_THE REQUEST_
Collect each line holding the string "medicinam".

_RECORDS_

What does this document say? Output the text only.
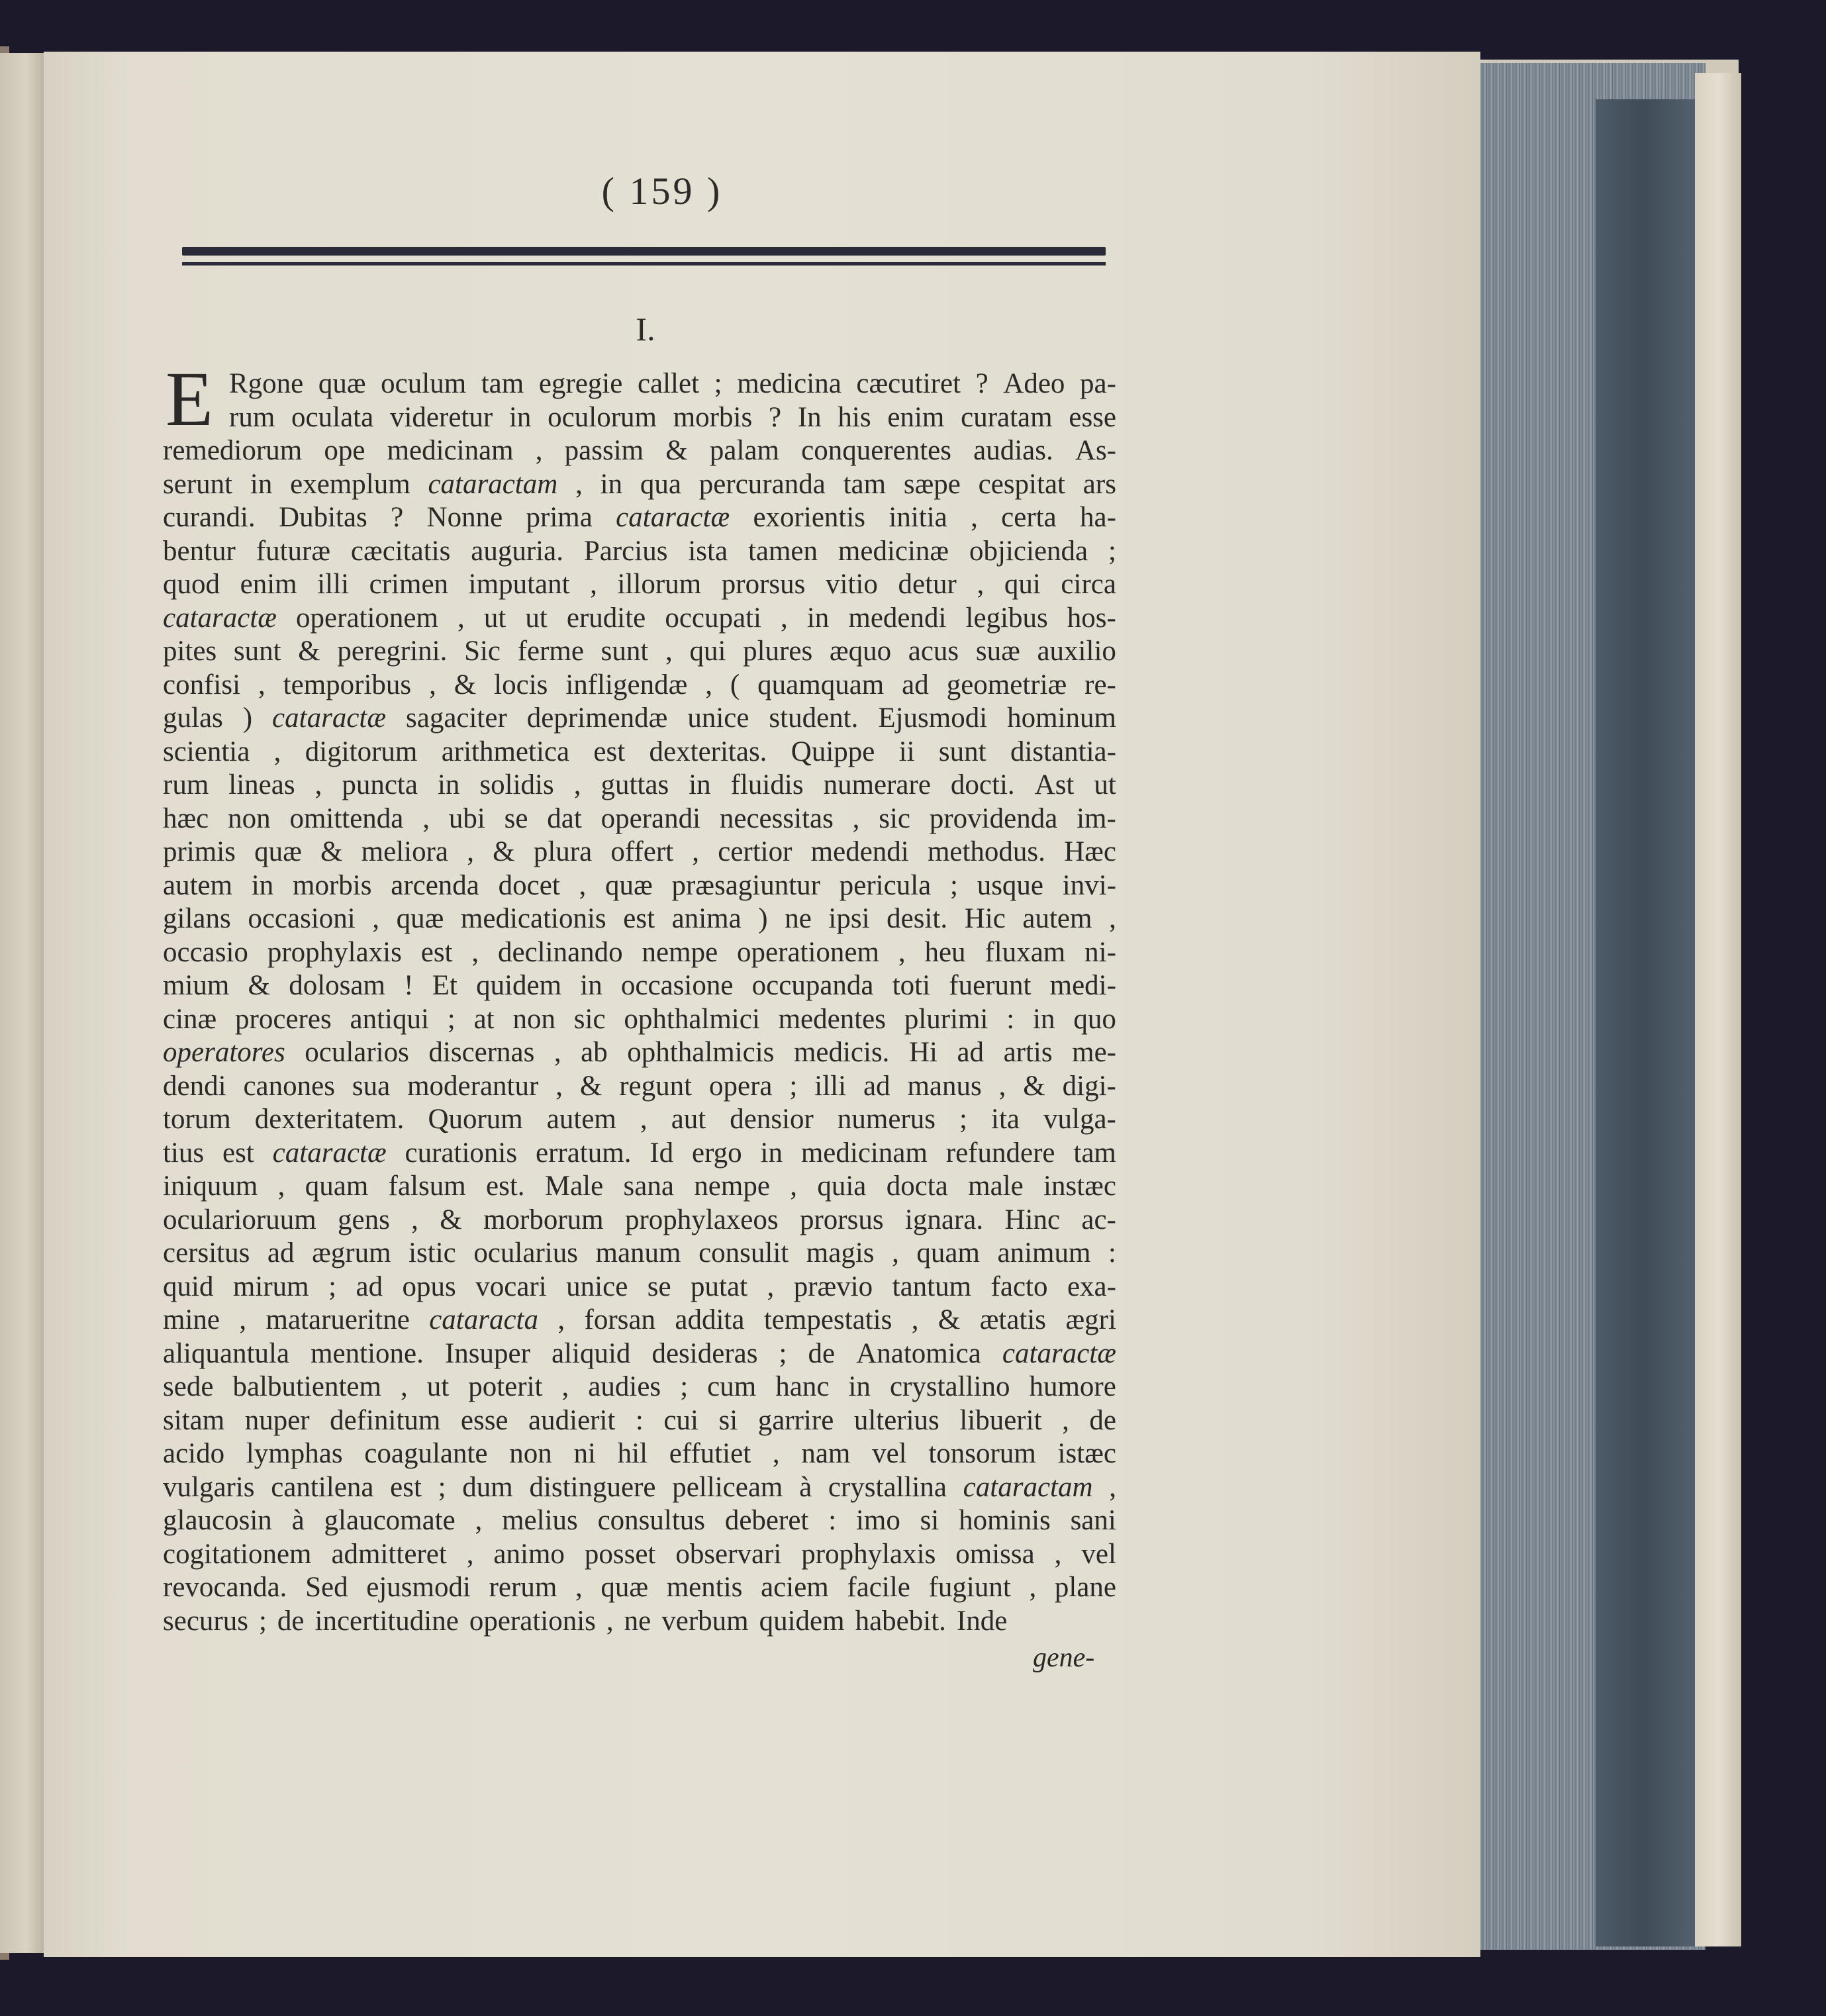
( 159 )
I.
E Rgone quæ oculum tam egregie callet ; medicina cæcutiret ? Adeo pa-
rum oculata videretur in oculorum morbis ? In his enim curatam esse
remediorum ope medicinam , passim & palam conquerentes audias. As-
serunt in exemplum cataractam , in qua percuranda tam sæpe cespitat ars
curandi. Dubitas ? Nonne prima cataractæ exorientis initia , certa ha-
bentur futuræ cæcitatis auguria. Parcius ista tamen medicinæ objicienda ;
quod enim illi crimen imputant , illorum prorsus vitio detur , qui circa
cataractæ operationem , ut ut erudite occupati , in medendi legibus hos-
pites sunt & peregrini. Sic ferme sunt , qui plures æquo acus suæ auxilio
confisi , temporibus , & locis infligendæ , ( quamquam ad geometriæ re-
gulas ) cataractæ sagaciter deprimendæ unice student. Ejusmodi hominum
scientia , digitorum arithmetica est dexteritas. Quippe ii sunt distantia-
rum lineas , puncta in solidis , guttas in fluidis numerare docti. Ast ut
hæc non omittenda , ubi se dat operandi necessitas , sic providenda im-
primis quæ & meliora , & plura offert , certior medendi methodus. Hæc
autem in morbis arcenda docet , quæ præsagiuntur pericula ; usque invi-
gilans occasioni , quæ medicationis est anima ) ne ipsi desit. Hic autem ,
occasio prophylaxis est , declinando nempe operationem , heu fluxam ni-
mium & dolosam ! Et quidem in occasione occupanda toti fuerunt medi-
cinæ proceres antiqui ; at non sic ophthalmici medentes plurimi : in quo
operatores ocularios discernas , ab ophthalmicis medicis. Hi ad artis me-
dendi canones sua moderantur , & regunt opera ; illi ad manus , & digi-
torum dexteritatem. Quorum autem , aut densior numerus ; ita vulga-
tius est cataractæ curationis erratum. Id ergo in medicinam refundere tam
iniquum , quam falsum est. Male sana nempe , quia docta male instæc
ocularioruum gens , & morborum prophylaxeos prorsus ignara. Hinc ac-
cersitus ad ægrum istic ocularius manum consulit magis , quam animum :
quid mirum ; ad opus vocari unice se putat , prævio tantum facto exa-
mine , matarueritne cataracta , forsan addita tempestatis , & ætatis ægri
aliquantula mentione. Insuper aliquid desideras ; de Anatomica cataractæ
sede balbutientem , ut poterit , audies ; cum hanc in crystallino humore
sitam nuper definitum esse audierit : cui si garrire ulterius libuerit , de
acido lymphas coagulante non ni hil effutiet , nam vel tonsorum istæc
vulgaris cantilena est ; dum distinguere pelliceam à crystallina cataractam ,
glaucosin à glaucomate , melius consultus deberet : imo si hominis sani
cogitationem admitteret , animo posset observari prophylaxis omissa , vel
revocanda. Sed ejusmodi rerum , quæ mentis aciem facile fugiunt , plane
securus ; de incertitudine operationis , ne verbum quidem habebit. Inde
gene-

_RESPONSE BELOW_
remediorum ope medicinam , passim & palam conquerentes audias. As-
tius est cataractæ curationis erratum. Id ergo in medicinam refundere tam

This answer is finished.